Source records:
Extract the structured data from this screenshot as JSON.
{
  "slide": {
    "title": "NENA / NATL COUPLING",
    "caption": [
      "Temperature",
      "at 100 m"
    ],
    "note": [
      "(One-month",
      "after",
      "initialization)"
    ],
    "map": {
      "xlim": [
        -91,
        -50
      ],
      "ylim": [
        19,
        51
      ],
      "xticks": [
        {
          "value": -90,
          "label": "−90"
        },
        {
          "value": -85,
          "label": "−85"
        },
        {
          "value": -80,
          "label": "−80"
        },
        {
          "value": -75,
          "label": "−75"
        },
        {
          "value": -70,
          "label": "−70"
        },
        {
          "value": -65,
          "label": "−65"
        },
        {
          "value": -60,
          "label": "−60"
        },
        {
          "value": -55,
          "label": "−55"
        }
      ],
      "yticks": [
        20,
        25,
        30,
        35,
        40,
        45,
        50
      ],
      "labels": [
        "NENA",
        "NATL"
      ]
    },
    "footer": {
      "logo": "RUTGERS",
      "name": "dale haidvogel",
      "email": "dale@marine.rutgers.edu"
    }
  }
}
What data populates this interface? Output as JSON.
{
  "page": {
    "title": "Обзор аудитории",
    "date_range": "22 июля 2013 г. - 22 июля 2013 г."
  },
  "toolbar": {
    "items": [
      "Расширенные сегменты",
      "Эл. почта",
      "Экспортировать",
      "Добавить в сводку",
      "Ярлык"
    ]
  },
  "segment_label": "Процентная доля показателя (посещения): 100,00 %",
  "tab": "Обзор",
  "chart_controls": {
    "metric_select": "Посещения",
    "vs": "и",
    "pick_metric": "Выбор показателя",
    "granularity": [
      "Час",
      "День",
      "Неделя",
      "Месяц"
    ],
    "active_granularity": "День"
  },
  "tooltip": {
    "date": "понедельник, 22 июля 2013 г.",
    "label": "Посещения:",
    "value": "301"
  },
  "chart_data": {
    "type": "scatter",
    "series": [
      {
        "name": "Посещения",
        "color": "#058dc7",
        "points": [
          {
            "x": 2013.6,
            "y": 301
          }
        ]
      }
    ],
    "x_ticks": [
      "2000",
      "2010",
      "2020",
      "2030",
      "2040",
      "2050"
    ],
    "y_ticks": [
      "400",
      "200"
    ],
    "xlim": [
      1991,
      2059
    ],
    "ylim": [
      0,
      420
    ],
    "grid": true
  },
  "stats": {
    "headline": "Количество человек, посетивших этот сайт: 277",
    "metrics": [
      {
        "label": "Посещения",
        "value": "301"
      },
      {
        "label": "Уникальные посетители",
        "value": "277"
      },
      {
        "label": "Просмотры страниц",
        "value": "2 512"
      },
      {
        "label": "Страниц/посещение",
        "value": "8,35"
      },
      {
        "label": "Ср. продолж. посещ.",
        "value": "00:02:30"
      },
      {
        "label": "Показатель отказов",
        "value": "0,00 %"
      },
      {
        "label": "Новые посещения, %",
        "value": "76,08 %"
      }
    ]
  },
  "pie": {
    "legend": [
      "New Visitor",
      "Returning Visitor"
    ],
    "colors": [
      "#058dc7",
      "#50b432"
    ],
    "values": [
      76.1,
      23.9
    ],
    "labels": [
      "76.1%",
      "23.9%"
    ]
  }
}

--- GOAL OF THE EXERCISE ---
Could you quote the material above in full, exactly as it stands?

--- FINAL RESULT ---
Extract the structured data from this screenshot as JSON.
{
  "slide": {
    "title": "NENA / NATL COUPLING",
    "caption": [
      "Temperature",
      "at 100 m"
    ],
    "note": [
      "(One-month",
      "after",
      "initialization)"
    ],
    "map": {
      "xlim": [
        -91,
        -50
      ],
      "ylim": [
        19,
        51
      ],
      "xticks": [
        {
          "value": -90,
          "label": "−90"
        },
        {
          "value": -85,
          "label": "−85"
        },
        {
          "value": -80,
          "label": "−80"
        },
        {
          "value": -75,
          "label": "−75"
        },
        {
          "value": -70,
          "label": "−70"
        },
        {
          "value": -65,
          "label": "−65"
        },
        {
          "value": -60,
          "label": "−60"
        },
        {
          "value": -55,
          "label": "−55"
        }
      ],
      "yticks": [
        20,
        25,
        30,
        35,
        40,
        45,
        50
      ],
      "labels": [
        "NENA",
        "NATL"
      ]
    },
    "footer": {
      "logo": "RUTGERS",
      "name": "dale haidvogel",
      "email": "dale@marine.rutgers.edu"
    }
  }
}
What data populates this interface? Output as JSON.
{
  "page": {
    "title": "Обзор аудитории",
    "date_range": "22 июля 2013 г. - 22 июля 2013 г."
  },
  "toolbar": {
    "items": [
      "Расширенные сегменты",
      "Эл. почта",
      "Экспортировать",
      "Добавить в сводку",
      "Ярлык"
    ]
  },
  "segment_label": "Процентная доля показателя (посещения): 100,00 %",
  "tab": "Обзор",
  "chart_controls": {
    "metric_select": "Посещения",
    "vs": "и",
    "pick_metric": "Выбор показателя",
    "granularity": [
      "Час",
      "День",
      "Неделя",
      "Месяц"
    ],
    "active_granularity": "День"
  },
  "tooltip": {
    "date": "понедельник, 22 июля 2013 г.",
    "label": "Посещения:",
    "value": "301"
  },
  "chart_data": {
    "type": "scatter",
    "series": [
      {
        "name": "Посещения",
        "color": "#058dc7",
        "points": [
          {
            "x": 2013.6,
            "y": 301
          }
        ]
      }
    ],
    "x_ticks": [
      "2000",
      "2010",
      "2020",
      "2030",
      "2040",
      "2050"
    ],
    "y_ticks": [
      "400",
      "200"
    ],
    "xlim": [
      1991,
      2059
    ],
    "ylim": [
      0,
      420
    ],
    "grid": true
  },
  "stats": {
    "headline": "Количество человек, посетивших этот сайт: 277",
    "metrics": [
      {
        "label": "Посещения",
        "value": "301"
      },
      {
        "label": "Уникальные посетители",
        "value": "277"
      },
      {
        "label": "Просмотры страниц",
        "value": "2 512"
      },
      {
        "label": "Страниц/посещение",
        "value": "8,35"
      },
      {
        "label": "Ср. продолж. посещ.",
        "value": "00:02:30"
      },
      {
        "label": "Показатель отказов",
        "value": "0,00 %"
      },
      {
        "label": "Новые посещения, %",
        "value": "76,08 %"
      }
    ]
  },
  "pie": {
    "legend": [
      "New Visitor",
      "Returning Visitor"
    ],
    "colors": [
      "#058dc7",
      "#50b432"
    ],
    "values": [
      76.1,
      23.9
    ],
    "labels": [
      "76.1%",
      "23.9%"
    ]
  }
}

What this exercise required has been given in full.